--- begin ---

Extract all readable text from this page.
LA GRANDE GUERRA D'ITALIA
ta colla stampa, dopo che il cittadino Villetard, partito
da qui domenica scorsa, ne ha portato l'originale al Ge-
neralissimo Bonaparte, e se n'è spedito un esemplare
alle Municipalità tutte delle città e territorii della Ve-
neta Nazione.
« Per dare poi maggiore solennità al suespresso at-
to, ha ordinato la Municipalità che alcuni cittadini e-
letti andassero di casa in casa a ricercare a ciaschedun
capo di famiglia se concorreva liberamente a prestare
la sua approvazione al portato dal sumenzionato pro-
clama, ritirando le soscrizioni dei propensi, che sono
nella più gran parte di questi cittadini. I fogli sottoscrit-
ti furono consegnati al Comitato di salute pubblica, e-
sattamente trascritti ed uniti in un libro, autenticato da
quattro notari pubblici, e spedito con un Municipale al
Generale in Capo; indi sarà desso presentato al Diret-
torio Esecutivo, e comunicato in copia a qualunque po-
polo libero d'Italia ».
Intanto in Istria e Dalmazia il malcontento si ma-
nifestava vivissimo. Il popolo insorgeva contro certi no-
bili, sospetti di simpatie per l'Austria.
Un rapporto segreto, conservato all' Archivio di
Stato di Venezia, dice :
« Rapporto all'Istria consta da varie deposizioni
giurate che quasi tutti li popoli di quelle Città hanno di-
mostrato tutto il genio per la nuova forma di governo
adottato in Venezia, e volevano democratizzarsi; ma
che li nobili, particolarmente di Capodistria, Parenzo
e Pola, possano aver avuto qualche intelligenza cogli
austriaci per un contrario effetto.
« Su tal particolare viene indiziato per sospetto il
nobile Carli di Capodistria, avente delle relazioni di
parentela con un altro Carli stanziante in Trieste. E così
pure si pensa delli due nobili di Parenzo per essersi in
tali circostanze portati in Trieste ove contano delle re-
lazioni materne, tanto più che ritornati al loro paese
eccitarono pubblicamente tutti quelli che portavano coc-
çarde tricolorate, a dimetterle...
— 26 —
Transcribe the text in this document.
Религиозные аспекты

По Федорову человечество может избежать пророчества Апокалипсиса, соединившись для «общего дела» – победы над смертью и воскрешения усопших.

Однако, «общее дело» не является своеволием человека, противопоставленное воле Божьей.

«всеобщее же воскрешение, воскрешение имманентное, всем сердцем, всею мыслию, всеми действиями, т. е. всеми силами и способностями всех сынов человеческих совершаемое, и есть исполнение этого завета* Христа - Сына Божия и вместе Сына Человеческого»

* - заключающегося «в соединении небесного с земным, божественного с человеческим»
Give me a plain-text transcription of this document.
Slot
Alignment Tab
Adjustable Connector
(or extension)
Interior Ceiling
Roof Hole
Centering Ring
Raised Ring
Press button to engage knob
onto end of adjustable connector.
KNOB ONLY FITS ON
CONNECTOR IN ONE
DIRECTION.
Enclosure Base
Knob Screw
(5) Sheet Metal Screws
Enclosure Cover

--- end ---

PROBLEM STATEMENT: Each line in the listing above that contains "spedito" should be copied.

RESULT OF THIS EXERCISE:
neralissimo Bonaparte, e se n'è spedito un esemplare
quattro notari pubblici, e spedito con un Municipale al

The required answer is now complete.